*Materials provided*.

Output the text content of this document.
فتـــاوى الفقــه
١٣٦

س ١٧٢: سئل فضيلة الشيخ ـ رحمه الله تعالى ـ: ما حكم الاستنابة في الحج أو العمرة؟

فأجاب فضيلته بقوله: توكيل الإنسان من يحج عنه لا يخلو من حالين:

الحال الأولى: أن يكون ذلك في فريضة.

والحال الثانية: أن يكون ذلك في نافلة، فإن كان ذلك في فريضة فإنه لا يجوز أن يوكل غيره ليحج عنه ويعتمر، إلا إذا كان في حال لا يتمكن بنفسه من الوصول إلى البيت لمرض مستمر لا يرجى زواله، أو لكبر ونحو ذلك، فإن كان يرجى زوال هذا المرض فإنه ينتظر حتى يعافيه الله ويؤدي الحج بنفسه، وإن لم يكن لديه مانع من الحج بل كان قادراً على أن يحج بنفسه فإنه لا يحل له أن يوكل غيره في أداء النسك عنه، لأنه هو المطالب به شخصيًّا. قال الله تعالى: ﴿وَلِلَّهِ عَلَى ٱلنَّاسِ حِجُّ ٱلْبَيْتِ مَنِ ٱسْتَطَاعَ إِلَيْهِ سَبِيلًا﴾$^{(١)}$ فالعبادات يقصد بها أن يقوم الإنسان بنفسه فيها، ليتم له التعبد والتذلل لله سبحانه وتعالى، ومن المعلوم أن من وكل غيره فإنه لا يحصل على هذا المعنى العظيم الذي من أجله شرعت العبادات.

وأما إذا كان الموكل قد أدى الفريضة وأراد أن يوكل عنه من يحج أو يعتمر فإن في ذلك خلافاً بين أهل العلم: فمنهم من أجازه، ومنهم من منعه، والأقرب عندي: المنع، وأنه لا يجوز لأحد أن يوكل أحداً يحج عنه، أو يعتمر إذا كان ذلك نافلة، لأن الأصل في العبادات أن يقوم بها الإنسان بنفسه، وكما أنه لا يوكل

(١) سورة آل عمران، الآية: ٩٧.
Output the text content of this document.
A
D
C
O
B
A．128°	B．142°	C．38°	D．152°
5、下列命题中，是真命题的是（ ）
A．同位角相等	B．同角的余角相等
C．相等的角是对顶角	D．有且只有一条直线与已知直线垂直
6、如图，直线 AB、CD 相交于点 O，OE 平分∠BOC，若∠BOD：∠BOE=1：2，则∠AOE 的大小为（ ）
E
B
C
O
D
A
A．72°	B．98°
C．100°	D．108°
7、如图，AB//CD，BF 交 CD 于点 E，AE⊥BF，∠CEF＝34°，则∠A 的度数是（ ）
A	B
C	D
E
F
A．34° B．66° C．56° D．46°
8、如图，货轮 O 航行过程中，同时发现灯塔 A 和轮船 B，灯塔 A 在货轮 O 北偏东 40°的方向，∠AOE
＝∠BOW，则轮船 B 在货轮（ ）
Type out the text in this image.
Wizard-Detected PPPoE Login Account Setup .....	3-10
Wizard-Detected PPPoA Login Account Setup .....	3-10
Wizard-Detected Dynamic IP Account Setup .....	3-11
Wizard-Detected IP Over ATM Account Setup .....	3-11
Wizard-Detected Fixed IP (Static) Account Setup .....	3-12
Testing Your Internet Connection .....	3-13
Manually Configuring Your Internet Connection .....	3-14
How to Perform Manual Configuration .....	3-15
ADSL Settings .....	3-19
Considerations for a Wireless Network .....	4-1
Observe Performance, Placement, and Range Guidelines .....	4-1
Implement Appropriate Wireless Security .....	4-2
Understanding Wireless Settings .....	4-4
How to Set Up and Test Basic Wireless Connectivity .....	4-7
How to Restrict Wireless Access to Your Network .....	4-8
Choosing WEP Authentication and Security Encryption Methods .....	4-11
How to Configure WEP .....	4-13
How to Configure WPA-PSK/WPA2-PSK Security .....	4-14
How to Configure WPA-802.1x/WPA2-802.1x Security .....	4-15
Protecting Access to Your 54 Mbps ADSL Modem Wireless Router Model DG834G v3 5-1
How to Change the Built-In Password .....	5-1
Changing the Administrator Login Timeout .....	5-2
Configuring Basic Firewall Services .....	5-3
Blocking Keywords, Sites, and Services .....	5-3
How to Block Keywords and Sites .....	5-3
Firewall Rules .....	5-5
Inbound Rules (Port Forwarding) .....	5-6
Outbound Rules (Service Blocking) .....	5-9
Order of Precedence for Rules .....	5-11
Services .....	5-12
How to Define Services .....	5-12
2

*What you will do*.
Each line holding "Firewall" must be found and copied.

*Task result*.
Configuring Basic Firewall Services .....	5-3
Firewall Rules .....	5-5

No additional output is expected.